- GOAL -
Copy out all the data, word for word.

- INPUT ROWS -
◆ ◆ ◆

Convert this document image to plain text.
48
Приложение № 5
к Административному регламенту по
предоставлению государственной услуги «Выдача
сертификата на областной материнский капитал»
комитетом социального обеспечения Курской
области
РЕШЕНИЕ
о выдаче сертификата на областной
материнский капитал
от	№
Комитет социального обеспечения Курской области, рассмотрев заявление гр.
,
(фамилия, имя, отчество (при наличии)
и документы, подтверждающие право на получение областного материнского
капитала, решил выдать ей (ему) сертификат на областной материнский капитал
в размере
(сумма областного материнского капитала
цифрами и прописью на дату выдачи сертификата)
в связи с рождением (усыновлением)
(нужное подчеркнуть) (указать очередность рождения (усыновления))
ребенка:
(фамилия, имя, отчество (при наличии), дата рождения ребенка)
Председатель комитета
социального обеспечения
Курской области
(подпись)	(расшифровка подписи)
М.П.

◆ ◆ ◆

- THE RESULT -
Convert this document image to plain text.
48
Приложение № 5
к Административному регламенту по
предоставлению государственной услуги «Выдача
сертификата на областной материнский капитал»
комитетом социального обеспечения Курской
области
РЕШЕНИЕ
о выдаче сертификата на областной
материнский капитал
от	№
Комитет социального обеспечения Курской области, рассмотрев заявление гр.
,
(фамилия, имя, отчество (при наличии)
и документы, подтверждающие право на получение областного материнского
капитала, решил выдать ей (ему) сертификат на областной материнский капитал
в размере
(сумма областного материнского капитала
цифрами и прописью на дату выдачи сертификата)
в связи с рождением (усыновлением)
(нужное подчеркнуть) (указать очередность рождения (усыновления))
ребенка:
(фамилия, имя, отчество (при наличии), дата рождения ребенка)
Председатель комитета
социального обеспечения
Курской области
(подпись)	(расшифровка подписи)
М.П.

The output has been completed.